** BEGIN Supplied data **
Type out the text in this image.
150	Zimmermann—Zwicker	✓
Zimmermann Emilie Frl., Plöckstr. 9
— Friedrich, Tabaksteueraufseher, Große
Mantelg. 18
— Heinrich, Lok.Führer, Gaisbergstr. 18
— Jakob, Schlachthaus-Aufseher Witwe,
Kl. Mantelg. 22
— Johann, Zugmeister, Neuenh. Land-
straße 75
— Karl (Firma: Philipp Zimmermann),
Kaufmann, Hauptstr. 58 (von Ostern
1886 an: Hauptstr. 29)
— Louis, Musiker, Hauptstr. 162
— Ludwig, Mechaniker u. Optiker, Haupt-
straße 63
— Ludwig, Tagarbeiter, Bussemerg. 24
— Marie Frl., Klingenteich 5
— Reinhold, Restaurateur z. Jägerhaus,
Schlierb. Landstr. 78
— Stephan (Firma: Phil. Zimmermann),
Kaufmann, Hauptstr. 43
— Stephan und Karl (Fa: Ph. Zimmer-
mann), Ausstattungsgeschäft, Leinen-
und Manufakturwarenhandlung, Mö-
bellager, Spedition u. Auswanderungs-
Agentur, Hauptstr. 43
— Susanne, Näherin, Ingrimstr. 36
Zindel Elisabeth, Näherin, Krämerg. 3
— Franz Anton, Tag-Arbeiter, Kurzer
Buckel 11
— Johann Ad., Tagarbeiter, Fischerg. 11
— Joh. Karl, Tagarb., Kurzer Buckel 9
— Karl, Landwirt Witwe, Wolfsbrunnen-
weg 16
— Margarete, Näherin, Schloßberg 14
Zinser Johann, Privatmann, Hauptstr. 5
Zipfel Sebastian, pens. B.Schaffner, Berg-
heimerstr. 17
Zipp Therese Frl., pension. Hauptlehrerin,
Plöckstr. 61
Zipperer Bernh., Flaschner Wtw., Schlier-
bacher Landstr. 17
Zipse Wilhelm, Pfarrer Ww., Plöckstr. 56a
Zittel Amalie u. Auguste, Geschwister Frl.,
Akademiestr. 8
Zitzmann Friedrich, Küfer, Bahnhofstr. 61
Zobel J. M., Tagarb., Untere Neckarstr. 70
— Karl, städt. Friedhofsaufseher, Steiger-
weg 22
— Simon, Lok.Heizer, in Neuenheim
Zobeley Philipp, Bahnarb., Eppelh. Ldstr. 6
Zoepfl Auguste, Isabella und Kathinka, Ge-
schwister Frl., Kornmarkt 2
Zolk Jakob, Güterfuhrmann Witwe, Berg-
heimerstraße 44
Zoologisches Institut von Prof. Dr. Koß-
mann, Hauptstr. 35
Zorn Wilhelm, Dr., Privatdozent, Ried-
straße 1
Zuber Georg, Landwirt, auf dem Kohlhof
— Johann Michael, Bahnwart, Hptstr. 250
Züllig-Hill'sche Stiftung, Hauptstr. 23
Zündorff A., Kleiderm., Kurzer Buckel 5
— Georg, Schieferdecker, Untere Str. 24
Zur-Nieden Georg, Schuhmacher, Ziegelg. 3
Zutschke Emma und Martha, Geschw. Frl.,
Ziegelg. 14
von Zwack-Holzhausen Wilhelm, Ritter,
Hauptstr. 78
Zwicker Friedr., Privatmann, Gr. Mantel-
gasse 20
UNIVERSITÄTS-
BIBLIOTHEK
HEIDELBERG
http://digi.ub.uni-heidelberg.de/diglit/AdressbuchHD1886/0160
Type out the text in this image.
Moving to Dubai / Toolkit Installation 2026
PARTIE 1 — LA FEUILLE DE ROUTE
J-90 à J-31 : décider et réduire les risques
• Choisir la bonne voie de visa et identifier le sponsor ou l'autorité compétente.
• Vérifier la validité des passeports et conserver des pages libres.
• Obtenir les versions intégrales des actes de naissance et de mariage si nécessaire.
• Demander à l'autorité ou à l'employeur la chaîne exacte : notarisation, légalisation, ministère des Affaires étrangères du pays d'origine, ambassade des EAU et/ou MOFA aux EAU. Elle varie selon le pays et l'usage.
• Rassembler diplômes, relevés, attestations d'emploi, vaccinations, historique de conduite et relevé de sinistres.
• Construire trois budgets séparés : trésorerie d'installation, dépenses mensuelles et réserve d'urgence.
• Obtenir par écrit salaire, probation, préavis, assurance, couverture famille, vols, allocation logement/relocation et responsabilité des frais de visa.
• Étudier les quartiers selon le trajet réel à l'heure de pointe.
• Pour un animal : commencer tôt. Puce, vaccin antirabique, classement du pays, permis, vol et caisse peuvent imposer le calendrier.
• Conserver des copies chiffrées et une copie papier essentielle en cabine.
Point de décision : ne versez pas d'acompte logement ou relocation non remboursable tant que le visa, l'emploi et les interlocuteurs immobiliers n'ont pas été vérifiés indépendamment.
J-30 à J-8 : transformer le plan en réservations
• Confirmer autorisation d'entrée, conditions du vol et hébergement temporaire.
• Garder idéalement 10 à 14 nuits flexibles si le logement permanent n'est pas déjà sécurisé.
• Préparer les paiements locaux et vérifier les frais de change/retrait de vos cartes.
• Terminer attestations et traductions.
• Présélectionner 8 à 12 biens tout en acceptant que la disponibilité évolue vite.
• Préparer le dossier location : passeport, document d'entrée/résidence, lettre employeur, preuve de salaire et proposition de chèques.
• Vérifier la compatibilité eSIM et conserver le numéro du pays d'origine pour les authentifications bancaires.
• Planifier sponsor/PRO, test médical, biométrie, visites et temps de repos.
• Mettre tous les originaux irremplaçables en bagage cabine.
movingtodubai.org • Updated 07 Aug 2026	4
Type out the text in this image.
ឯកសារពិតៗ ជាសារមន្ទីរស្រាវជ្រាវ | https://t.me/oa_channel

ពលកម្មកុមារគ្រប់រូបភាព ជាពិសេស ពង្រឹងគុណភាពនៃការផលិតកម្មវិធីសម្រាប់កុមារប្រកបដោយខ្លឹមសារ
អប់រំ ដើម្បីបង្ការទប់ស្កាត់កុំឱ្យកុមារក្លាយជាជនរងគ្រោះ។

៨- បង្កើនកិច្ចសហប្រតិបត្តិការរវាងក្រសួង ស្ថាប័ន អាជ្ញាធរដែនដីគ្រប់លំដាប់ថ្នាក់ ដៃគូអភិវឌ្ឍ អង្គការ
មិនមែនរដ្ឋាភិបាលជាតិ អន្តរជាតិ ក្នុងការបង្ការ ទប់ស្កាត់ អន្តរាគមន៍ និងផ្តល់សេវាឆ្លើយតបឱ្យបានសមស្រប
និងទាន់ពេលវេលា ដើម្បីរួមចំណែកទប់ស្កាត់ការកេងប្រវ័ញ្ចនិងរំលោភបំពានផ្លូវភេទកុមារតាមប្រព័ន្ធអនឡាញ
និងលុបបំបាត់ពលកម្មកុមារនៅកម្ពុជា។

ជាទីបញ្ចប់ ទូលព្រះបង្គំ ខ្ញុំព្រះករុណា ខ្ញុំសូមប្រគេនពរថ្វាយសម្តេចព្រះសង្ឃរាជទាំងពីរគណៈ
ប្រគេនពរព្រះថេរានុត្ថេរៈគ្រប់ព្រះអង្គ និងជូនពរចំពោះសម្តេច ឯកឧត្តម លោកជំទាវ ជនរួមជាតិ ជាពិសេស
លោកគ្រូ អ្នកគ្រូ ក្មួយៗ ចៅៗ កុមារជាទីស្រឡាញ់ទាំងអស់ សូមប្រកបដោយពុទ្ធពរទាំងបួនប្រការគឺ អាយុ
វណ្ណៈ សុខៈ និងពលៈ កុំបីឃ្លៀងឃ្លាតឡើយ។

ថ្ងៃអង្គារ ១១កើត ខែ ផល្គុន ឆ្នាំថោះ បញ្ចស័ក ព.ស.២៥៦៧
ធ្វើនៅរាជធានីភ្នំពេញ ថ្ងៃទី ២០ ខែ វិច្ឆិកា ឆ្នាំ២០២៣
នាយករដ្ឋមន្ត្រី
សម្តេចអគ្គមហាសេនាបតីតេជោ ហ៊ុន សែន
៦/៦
** END Supplied data **
* Problem statement: From the entries, copy out each line containing the word "entrée".

* Response:
• Confirmer autorisation d'entrée, conditions du vol et hébergement temporaire.
• Préparer le dossier location : passeport, document d'entrée/résidence, lettre employeur, preuve de salaire et proposition de chèques.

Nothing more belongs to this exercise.